**DIRECTIVE:**
All material below is to be reproduced exactly.

(Records from a collection of figures)
----------

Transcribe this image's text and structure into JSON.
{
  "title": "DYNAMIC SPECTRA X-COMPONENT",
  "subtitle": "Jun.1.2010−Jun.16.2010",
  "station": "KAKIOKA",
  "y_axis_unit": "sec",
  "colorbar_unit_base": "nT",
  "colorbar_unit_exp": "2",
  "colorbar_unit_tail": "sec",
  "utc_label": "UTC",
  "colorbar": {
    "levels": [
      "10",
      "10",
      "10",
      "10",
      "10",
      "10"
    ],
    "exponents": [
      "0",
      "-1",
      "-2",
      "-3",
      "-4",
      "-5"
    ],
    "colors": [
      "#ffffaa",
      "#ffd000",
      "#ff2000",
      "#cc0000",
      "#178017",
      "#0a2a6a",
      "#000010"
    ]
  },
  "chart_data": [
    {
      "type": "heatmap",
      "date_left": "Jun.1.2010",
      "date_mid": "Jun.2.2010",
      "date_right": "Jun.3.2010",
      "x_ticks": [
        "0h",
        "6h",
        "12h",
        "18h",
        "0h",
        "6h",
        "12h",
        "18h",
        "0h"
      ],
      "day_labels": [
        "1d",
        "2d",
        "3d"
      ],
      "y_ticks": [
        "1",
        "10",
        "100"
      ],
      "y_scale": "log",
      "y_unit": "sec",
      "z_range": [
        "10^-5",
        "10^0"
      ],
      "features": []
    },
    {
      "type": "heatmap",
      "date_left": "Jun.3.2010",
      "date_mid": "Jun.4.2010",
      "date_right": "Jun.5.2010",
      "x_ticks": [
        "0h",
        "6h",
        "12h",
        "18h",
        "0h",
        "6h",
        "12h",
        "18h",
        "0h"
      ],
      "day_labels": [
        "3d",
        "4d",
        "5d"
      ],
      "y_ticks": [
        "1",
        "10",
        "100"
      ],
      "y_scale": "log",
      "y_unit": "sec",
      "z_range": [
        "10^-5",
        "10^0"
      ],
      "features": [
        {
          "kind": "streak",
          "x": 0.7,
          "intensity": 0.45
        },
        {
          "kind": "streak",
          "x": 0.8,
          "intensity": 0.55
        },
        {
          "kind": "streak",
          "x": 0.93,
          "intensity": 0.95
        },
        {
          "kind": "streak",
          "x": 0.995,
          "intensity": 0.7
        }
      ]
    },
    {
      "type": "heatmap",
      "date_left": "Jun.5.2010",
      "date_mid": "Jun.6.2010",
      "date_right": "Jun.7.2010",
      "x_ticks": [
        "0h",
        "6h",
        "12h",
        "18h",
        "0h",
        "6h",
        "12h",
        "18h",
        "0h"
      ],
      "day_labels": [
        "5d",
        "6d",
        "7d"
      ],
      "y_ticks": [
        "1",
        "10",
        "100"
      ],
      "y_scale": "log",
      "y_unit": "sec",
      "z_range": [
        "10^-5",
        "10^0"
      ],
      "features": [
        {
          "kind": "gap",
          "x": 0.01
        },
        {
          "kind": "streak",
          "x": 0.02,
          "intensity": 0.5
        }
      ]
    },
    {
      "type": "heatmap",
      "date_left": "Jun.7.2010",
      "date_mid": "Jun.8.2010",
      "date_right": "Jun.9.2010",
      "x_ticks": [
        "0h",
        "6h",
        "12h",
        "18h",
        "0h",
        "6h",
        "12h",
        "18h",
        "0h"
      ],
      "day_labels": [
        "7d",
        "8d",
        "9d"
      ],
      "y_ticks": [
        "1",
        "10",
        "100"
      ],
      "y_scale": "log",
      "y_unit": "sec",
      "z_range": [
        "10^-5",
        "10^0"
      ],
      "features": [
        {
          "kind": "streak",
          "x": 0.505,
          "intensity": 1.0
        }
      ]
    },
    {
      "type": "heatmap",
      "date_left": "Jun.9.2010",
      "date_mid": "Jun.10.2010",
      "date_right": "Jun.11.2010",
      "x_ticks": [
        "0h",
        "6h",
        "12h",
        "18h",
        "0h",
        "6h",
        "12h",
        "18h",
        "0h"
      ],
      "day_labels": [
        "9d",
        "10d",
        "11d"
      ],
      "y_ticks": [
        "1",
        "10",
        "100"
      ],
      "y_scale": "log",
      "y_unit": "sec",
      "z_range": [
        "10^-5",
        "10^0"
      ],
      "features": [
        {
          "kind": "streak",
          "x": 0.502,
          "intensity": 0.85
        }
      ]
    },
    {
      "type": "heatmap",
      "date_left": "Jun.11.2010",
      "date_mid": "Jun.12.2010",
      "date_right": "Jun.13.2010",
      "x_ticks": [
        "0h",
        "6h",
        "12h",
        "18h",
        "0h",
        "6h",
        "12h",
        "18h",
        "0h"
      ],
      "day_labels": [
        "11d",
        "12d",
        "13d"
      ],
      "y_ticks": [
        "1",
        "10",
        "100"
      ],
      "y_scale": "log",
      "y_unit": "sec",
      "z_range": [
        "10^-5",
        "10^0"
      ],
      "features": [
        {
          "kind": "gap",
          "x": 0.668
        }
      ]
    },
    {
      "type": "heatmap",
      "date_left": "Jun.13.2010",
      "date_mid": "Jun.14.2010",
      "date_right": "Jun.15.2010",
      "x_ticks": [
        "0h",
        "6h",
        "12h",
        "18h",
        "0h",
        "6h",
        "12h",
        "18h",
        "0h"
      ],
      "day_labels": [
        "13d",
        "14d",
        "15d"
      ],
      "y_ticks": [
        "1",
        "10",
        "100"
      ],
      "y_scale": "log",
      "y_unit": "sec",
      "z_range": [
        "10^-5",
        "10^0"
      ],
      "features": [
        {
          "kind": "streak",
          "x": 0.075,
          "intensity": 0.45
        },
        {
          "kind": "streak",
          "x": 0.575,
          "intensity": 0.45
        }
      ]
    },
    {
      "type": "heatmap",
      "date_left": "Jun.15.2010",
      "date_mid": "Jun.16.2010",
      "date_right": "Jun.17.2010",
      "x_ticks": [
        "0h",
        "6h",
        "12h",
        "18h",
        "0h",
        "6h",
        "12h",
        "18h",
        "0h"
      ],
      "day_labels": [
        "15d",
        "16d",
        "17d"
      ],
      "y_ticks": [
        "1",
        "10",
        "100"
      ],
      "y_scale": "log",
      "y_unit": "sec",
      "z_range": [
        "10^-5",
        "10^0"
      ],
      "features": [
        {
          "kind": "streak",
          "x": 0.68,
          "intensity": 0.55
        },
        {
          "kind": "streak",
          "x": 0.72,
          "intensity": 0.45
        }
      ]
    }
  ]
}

----------

**PROBLEM SOLUTION:**
Transcribe this image's text and structure into JSON.
{
  "title": "DYNAMIC SPECTRA X-COMPONENT",
  "subtitle": "Jun.1.2010−Jun.16.2010",
  "station": "KAKIOKA",
  "y_axis_unit": "sec",
  "colorbar_unit_base": "nT",
  "colorbar_unit_exp": "2",
  "colorbar_unit_tail": "sec",
  "utc_label": "UTC",
  "colorbar": {
    "levels": [
      "10",
      "10",
      "10",
      "10",
      "10",
      "10"
    ],
    "exponents": [
      "0",
      "-1",
      "-2",
      "-3",
      "-4",
      "-5"
    ],
    "colors": [
      "#ffffaa",
      "#ffd000",
      "#ff2000",
      "#cc0000",
      "#178017",
      "#0a2a6a",
      "#000010"
    ]
  },
  "chart_data": [
    {
      "type": "heatmap",
      "date_left": "Jun.1.2010",
      "date_mid": "Jun.2.2010",
      "date_right": "Jun.3.2010",
      "x_ticks": [
        "0h",
        "6h",
        "12h",
        "18h",
        "0h",
        "6h",
        "12h",
        "18h",
        "0h"
      ],
      "day_labels": [
        "1d",
        "2d",
        "3d"
      ],
      "y_ticks": [
        "1",
        "10",
        "100"
      ],
      "y_scale": "log",
      "y_unit": "sec",
      "z_range": [
        "10^-5",
        "10^0"
      ],
      "features": []
    },
    {
      "type": "heatmap",
      "date_left": "Jun.3.2010",
      "date_mid": "Jun.4.2010",
      "date_right": "Jun.5.2010",
      "x_ticks": [
        "0h",
        "6h",
        "12h",
        "18h",
        "0h",
        "6h",
        "12h",
        "18h",
        "0h"
      ],
      "day_labels": [
        "3d",
        "4d",
        "5d"
      ],
      "y_ticks": [
        "1",
        "10",
        "100"
      ],
      "y_scale": "log",
      "y_unit": "sec",
      "z_range": [
        "10^-5",
        "10^0"
      ],
      "features": [
        {
          "kind": "streak",
          "x": 0.7,
          "intensity": 0.45
        },
        {
          "kind": "streak",
          "x": 0.8,
          "intensity": 0.55
        },
        {
          "kind": "streak",
          "x": 0.93,
          "intensity": 0.95
        },
        {
          "kind": "streak",
          "x": 0.995,
          "intensity": 0.7
        }
      ]
    },
    {
      "type": "heatmap",
      "date_left": "Jun.5.2010",
      "date_mid": "Jun.6.2010",
      "date_right": "Jun.7.2010",
      "x_ticks": [
        "0h",
        "6h",
        "12h",
        "18h",
        "0h",
        "6h",
        "12h",
        "18h",
        "0h"
      ],
      "day_labels": [
        "5d",
        "6d",
        "7d"
      ],
      "y_ticks": [
        "1",
        "10",
        "100"
      ],
      "y_scale": "log",
      "y_unit": "sec",
      "z_range": [
        "10^-5",
        "10^0"
      ],
      "features": [
        {
          "kind": "gap",
          "x": 0.01
        },
        {
          "kind": "streak",
          "x": 0.02,
          "intensity": 0.5
        }
      ]
    },
    {
      "type": "heatmap",
      "date_left": "Jun.7.2010",
      "date_mid": "Jun.8.2010",
      "date_right": "Jun.9.2010",
      "x_ticks": [
        "0h",
        "6h",
        "12h",
        "18h",
        "0h",
        "6h",
        "12h",
        "18h",
        "0h"
      ],
      "day_labels": [
        "7d",
        "8d",
        "9d"
      ],
      "y_ticks": [
        "1",
        "10",
        "100"
      ],
      "y_scale": "log",
      "y_unit": "sec",
      "z_range": [
        "10^-5",
        "10^0"
      ],
      "features": [
        {
          "kind": "streak",
          "x": 0.505,
          "intensity": 1.0
        }
      ]
    },
    {
      "type": "heatmap",
      "date_left": "Jun.9.2010",
      "date_mid": "Jun.10.2010",
      "date_right": "Jun.11.2010",
      "x_ticks": [
        "0h",
        "6h",
        "12h",
        "18h",
        "0h",
        "6h",
        "12h",
        "18h",
        "0h"
      ],
      "day_labels": [
        "9d",
        "10d",
        "11d"
      ],
      "y_ticks": [
        "1",
        "10",
        "100"
      ],
      "y_scale": "log",
      "y_unit": "sec",
      "z_range": [
        "10^-5",
        "10^0"
      ],
      "features": [
        {
          "kind": "streak",
          "x": 0.502,
          "intensity": 0.85
        }
      ]
    },
    {
      "type": "heatmap",
      "date_left": "Jun.11.2010",
      "date_mid": "Jun.12.2010",
      "date_right": "Jun.13.2010",
      "x_ticks": [
        "0h",
        "6h",
        "12h",
        "18h",
        "0h",
        "6h",
        "12h",
        "18h",
        "0h"
      ],
      "day_labels": [
        "11d",
        "12d",
        "13d"
      ],
      "y_ticks": [
        "1",
        "10",
        "100"
      ],
      "y_scale": "log",
      "y_unit": "sec",
      "z_range": [
        "10^-5",
        "10^0"
      ],
      "features": [
        {
          "kind": "gap",
          "x": 0.668
        }
      ]
    },
    {
      "type": "heatmap",
      "date_left": "Jun.13.2010",
      "date_mid": "Jun.14.2010",
      "date_right": "Jun.15.2010",
      "x_ticks": [
        "0h",
        "6h",
        "12h",
        "18h",
        "0h",
        "6h",
        "12h",
        "18h",
        "0h"
      ],
      "day_labels": [
        "13d",
        "14d",
        "15d"
      ],
      "y_ticks": [
        "1",
        "10",
        "100"
      ],
      "y_scale": "log",
      "y_unit": "sec",
      "z_range": [
        "10^-5",
        "10^0"
      ],
      "features": [
        {
          "kind": "streak",
          "x": 0.075,
          "intensity": 0.45
        },
        {
          "kind": "streak",
          "x": 0.575,
          "intensity": 0.45
        }
      ]
    },
    {
      "type": "heatmap",
      "date_left": "Jun.15.2010",
      "date_mid": "Jun.16.2010",
      "date_right": "Jun.17.2010",
      "x_ticks": [
        "0h",
        "6h",
        "12h",
        "18h",
        "0h",
        "6h",
        "12h",
        "18h",
        "0h"
      ],
      "day_labels": [
        "15d",
        "16d",
        "17d"
      ],
      "y_ticks": [
        "1",
        "10",
        "100"
      ],
      "y_scale": "log",
      "y_unit": "sec",
      "z_range": [
        "10^-5",
        "10^0"
      ],
      "features": [
        {
          "kind": "streak",
          "x": 0.68,
          "intensity": 0.55
        },
        {
          "kind": "streak",
          "x": 0.72,
          "intensity": 0.45
        }
      ]
    }
  ]
}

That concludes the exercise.